• _BRIEF_:
Lines holding the string "delay" are the ones to copy from this listing.
==== GIVEN RECORDS
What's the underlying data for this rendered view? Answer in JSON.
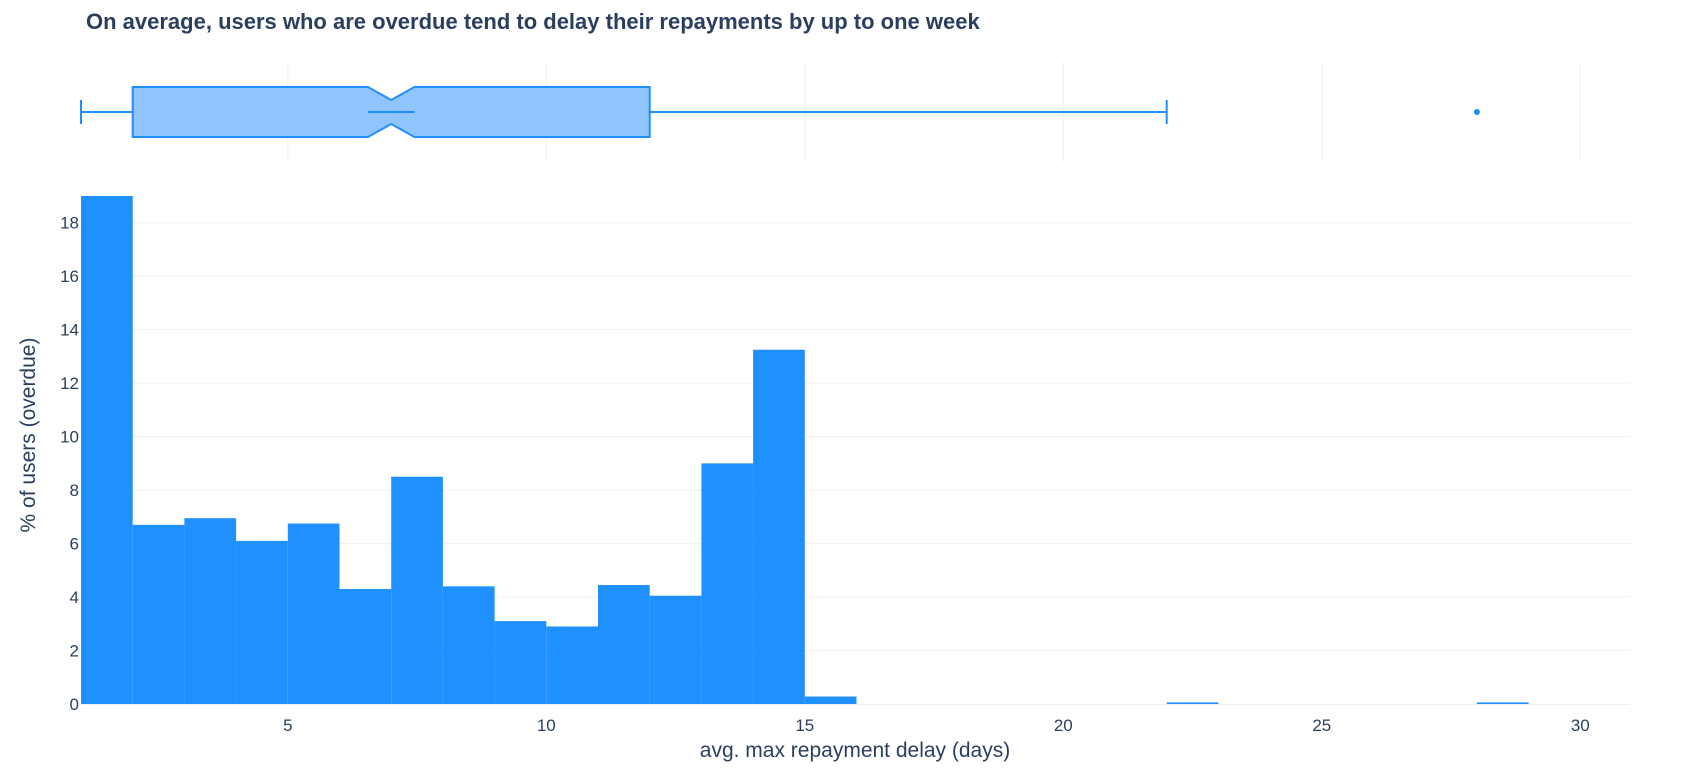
{
  "chart_data": {
    "type": "bar",
    "title": "On average, users who are overdue tend to delay their repayments by up to one week",
    "xlabel": "avg. max repayment delay (days)",
    "ylabel": "% of users (overdue)",
    "xlim": [
      1,
      31
    ],
    "ylim": [
      0,
      19
    ],
    "x_ticks": [
      5,
      10,
      15,
      20,
      25,
      30
    ],
    "y_ticks": [
      0,
      2,
      4,
      6,
      8,
      10,
      12,
      14,
      16,
      18
    ],
    "bin_width": 1,
    "color": "#1e90ff",
    "grid": true,
    "bins": [
      {
        "start": 1,
        "value": 19.0
      },
      {
        "start": 2,
        "value": 6.7
      },
      {
        "start": 3,
        "value": 6.95
      },
      {
        "start": 4,
        "value": 6.1
      },
      {
        "start": 5,
        "value": 6.75
      },
      {
        "start": 6,
        "value": 4.3
      },
      {
        "start": 7,
        "value": 8.5
      },
      {
        "start": 8,
        "value": 4.4
      },
      {
        "start": 9,
        "value": 3.1
      },
      {
        "start": 10,
        "value": 2.9
      },
      {
        "start": 11,
        "value": 4.45
      },
      {
        "start": 12,
        "value": 4.05
      },
      {
        "start": 13,
        "value": 9.0
      },
      {
        "start": 14,
        "value": 13.25
      },
      {
        "start": 15,
        "value": 0.28
      },
      {
        "start": 22,
        "value": 0.06
      },
      {
        "start": 28,
        "value": 0.06
      }
    ],
    "boxplot": {
      "min": 1,
      "q1": 2,
      "median": 7,
      "q3": 12,
      "upper_fence": 22,
      "notch_low": 6.55,
      "notch_high": 7.45,
      "outliers": [
        28
      ],
      "fill_color": "#8fc4fe",
      "line_color": "#1e90ff"
    }
  }
}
========
• _EXERCISE SOLUTION_:
    "title": "On average, users who are overdue tend to delay their repayments by up to one week",
    "xlabel": "avg. max repayment delay (days)",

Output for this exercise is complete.